• _TASK GOAL_
Write out the records beneath this line exactly as they appear, minus any images.

*****

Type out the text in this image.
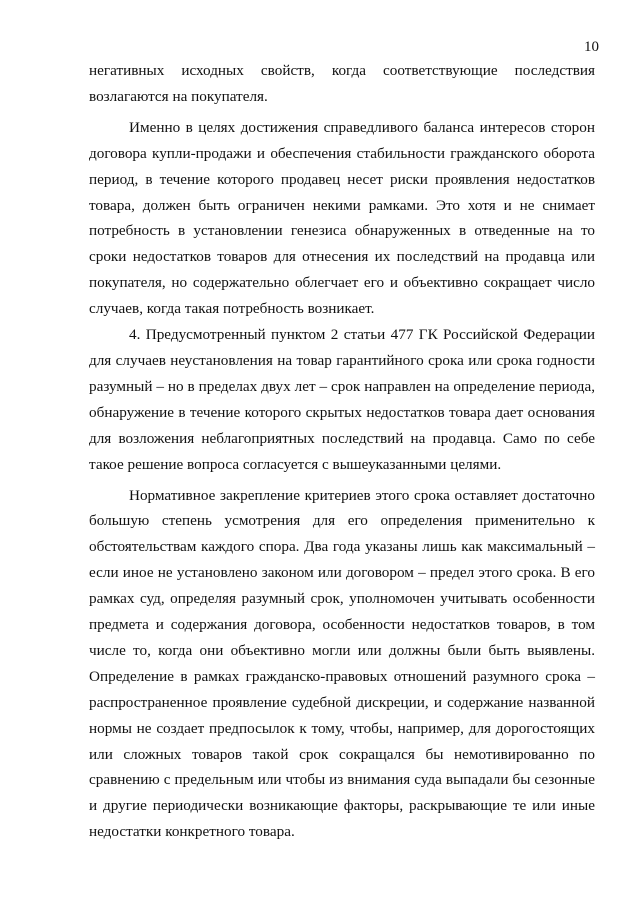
10

негативных исходных свойств, когда соответствующие последствия возлагаются на покупателя.

Именно в целях достижения справедливого баланса интересов сторон договора купли-продажи и обеспечения стабильности гражданского оборота период, в течение которого продавец несет риски проявления недостатков товара, должен быть ограничен некими рамками. Это хотя и не снимает потребность в установлении генезиса обнаруженных в отведенные на то сроки недостатков товаров для отнесения их последствий на продавца или покупателя, но содержательно облегчает его и объективно сокращает число случаев, когда такая потребность возникает.

4. Предусмотренный пунктом 2 статьи 477 ГК Российской Федерации для случаев неустановления на товар гарантийного срока или срока годности разумный – но в пределах двух лет – срок направлен на определение периода, обнаружение в течение которого скрытых недостатков товара дает основания для возложения неблагоприятных последствий на продавца. Само по себе такое решение вопроса согласуется с вышеуказанными целями.

Нормативное закрепление критериев этого срока оставляет достаточно большую степень усмотрения для его определения применительно к обстоятельствам каждого спора. Два года указаны лишь как максимальный – если иное не установлено законом или договором – предел этого срока. В его рамках суд, определяя разумный срок, уполномочен учитывать особенности предмета и содержания договора, особенности недостатков товаров, в том числе то, когда они объективно могли или должны были быть выявлены. Определение в рамках гражданско-правовых отношений разумного срока – распространенное проявление судебной дискреции, и содержание названной нормы не создает предпосылок к тому, чтобы, например, для дорогостоящих или сложных товаров такой срок сокращался бы немотивированно по сравнению с предельным или чтобы из внимания суда выпадали бы сезонные и другие периодически возникающие факторы, раскрывающие те или иные недостатки конкретного товара.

*****

• _OUTPUT FOR THIS TASK_
Type out the text in this image.
10

негативных исходных свойств, когда соответствующие последствия возлагаются на покупателя.

Именно в целях достижения справедливого баланса интересов сторон договора купли-продажи и обеспечения стабильности гражданского оборота период, в течение которого продавец несет риски проявления недостатков товара, должен быть ограничен некими рамками. Это хотя и не снимает потребность в установлении генезиса обнаруженных в отведенные на то сроки недостатков товаров для отнесения их последствий на продавца или покупателя, но содержательно облегчает его и объективно сокращает число случаев, когда такая потребность возникает.

4. Предусмотренный пунктом 2 статьи 477 ГК Российской Федерации для случаев неустановления на товар гарантийного срока или срока годности разумный – но в пределах двух лет – срок направлен на определение периода, обнаружение в течение которого скрытых недостатков товара дает основания для возложения неблагоприятных последствий на продавца. Само по себе такое решение вопроса согласуется с вышеуказанными целями.

Нормативное закрепление критериев этого срока оставляет достаточно большую степень усмотрения для его определения применительно к обстоятельствам каждого спора. Два года указаны лишь как максимальный – если иное не установлено законом или договором – предел этого срока. В его рамках суд, определяя разумный срок, уполномочен учитывать особенности предмета и содержания договора, особенности недостатков товаров, в том числе то, когда они объективно могли или должны были быть выявлены. Определение в рамках гражданско-правовых отношений разумного срока – распространенное проявление судебной дискреции, и содержание названной нормы не создает предпосылок к тому, чтобы, например, для дорогостоящих или сложных товаров такой срок сокращался бы немотивированно по сравнению с предельным или чтобы из внимания суда выпадали бы сезонные и другие периодически возникающие факторы, раскрывающие те или иные недостатки конкретного товара.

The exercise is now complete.